» What is required: Below is a listing. Gather each line of it that contains "重要讲话精神".

» Dataset items:

begin

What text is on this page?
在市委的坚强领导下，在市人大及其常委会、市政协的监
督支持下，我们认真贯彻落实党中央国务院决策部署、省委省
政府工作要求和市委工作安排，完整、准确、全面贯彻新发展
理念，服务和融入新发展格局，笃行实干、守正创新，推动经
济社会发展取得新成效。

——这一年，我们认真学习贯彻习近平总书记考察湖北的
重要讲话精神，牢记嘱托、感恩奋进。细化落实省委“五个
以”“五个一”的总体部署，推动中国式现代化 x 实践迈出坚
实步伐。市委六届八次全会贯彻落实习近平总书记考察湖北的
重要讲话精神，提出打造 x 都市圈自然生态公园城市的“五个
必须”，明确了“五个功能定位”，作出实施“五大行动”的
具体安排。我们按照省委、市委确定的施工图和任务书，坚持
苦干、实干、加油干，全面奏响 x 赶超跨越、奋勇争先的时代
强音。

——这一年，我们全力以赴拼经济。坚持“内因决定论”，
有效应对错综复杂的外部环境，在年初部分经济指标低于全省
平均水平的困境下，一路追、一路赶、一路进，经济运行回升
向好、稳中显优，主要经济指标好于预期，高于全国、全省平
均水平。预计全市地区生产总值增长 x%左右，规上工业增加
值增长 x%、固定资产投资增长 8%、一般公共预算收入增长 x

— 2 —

end

» Complete response:
重要讲话精神，牢记嘱托、感恩奋进。细化落实省委“五个
重要讲话精神，提出打造 x 都市圈自然生态公园城市的“五个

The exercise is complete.